Work to be completed -> Retype the full set of records. Keep every character identical.

Input ->
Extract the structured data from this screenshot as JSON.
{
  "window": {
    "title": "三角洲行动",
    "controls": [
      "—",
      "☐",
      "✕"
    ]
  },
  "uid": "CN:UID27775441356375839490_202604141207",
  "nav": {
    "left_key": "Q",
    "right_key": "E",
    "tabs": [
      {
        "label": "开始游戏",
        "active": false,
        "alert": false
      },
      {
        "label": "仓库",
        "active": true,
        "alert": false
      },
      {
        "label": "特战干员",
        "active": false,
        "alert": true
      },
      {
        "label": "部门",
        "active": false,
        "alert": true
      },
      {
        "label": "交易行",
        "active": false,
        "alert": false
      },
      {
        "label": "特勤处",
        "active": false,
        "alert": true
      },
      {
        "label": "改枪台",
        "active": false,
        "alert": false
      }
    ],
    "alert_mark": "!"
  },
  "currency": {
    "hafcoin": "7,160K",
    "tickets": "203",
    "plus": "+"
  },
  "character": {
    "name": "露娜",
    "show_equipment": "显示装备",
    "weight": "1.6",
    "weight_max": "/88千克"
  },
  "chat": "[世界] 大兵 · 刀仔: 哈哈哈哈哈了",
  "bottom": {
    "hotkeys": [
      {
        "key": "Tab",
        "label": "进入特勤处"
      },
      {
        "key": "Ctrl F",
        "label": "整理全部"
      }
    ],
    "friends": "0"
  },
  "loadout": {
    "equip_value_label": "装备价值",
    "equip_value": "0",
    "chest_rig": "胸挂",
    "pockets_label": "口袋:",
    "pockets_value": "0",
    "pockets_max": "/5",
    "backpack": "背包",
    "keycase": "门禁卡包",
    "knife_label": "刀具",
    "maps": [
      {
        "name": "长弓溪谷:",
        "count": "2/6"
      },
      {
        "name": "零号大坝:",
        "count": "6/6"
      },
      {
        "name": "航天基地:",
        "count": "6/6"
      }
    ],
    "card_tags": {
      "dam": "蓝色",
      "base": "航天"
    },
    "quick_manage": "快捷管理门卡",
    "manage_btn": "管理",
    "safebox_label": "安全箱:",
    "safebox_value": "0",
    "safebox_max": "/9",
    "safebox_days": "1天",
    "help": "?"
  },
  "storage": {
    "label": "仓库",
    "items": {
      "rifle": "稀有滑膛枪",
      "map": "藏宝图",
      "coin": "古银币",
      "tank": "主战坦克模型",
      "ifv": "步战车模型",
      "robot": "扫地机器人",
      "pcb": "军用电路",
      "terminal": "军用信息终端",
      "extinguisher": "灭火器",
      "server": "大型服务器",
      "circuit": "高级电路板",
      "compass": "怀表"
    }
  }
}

Written answer ->
Extract the structured data from this screenshot as JSON.
{
  "window": {
    "title": "三角洲行动",
    "controls": [
      "—",
      "☐",
      "✕"
    ]
  },
  "uid": "CN:UID27775441356375839490_202604141207",
  "nav": {
    "left_key": "Q",
    "right_key": "E",
    "tabs": [
      {
        "label": "开始游戏",
        "active": false,
        "alert": false
      },
      {
        "label": "仓库",
        "active": true,
        "alert": false
      },
      {
        "label": "特战干员",
        "active": false,
        "alert": true
      },
      {
        "label": "部门",
        "active": false,
        "alert": true
      },
      {
        "label": "交易行",
        "active": false,
        "alert": false
      },
      {
        "label": "特勤处",
        "active": false,
        "alert": true
      },
      {
        "label": "改枪台",
        "active": false,
        "alert": false
      }
    ],
    "alert_mark": "!"
  },
  "currency": {
    "hafcoin": "7,160K",
    "tickets": "203",
    "plus": "+"
  },
  "character": {
    "name": "露娜",
    "show_equipment": "显示装备",
    "weight": "1.6",
    "weight_max": "/88千克"
  },
  "chat": "[世界] 大兵 · 刀仔: 哈哈哈哈哈了",
  "bottom": {
    "hotkeys": [
      {
        "key": "Tab",
        "label": "进入特勤处"
      },
      {
        "key": "Ctrl F",
        "label": "整理全部"
      }
    ],
    "friends": "0"
  },
  "loadout": {
    "equip_value_label": "装备价值",
    "equip_value": "0",
    "chest_rig": "胸挂",
    "pockets_label": "口袋:",
    "pockets_value": "0",
    "pockets_max": "/5",
    "backpack": "背包",
    "keycase": "门禁卡包",
    "knife_label": "刀具",
    "maps": [
      {
        "name": "长弓溪谷:",
        "count": "2/6"
      },
      {
        "name": "零号大坝:",
        "count": "6/6"
      },
      {
        "name": "航天基地:",
        "count": "6/6"
      }
    ],
    "card_tags": {
      "dam": "蓝色",
      "base": "航天"
    },
    "quick_manage": "快捷管理门卡",
    "manage_btn": "管理",
    "safebox_label": "安全箱:",
    "safebox_value": "0",
    "safebox_max": "/9",
    "safebox_days": "1天",
    "help": "?"
  },
  "storage": {
    "label": "仓库",
    "items": {
      "rifle": "稀有滑膛枪",
      "map": "藏宝图",
      "coin": "古银币",
      "tank": "主战坦克模型",
      "ifv": "步战车模型",
      "robot": "扫地机器人",
      "pcb": "军用电路",
      "terminal": "军用信息终端",
      "extinguisher": "灭火器",
      "server": "大型服务器",
      "circuit": "高级电路板",
      "compass": "怀表"
    }
  }
}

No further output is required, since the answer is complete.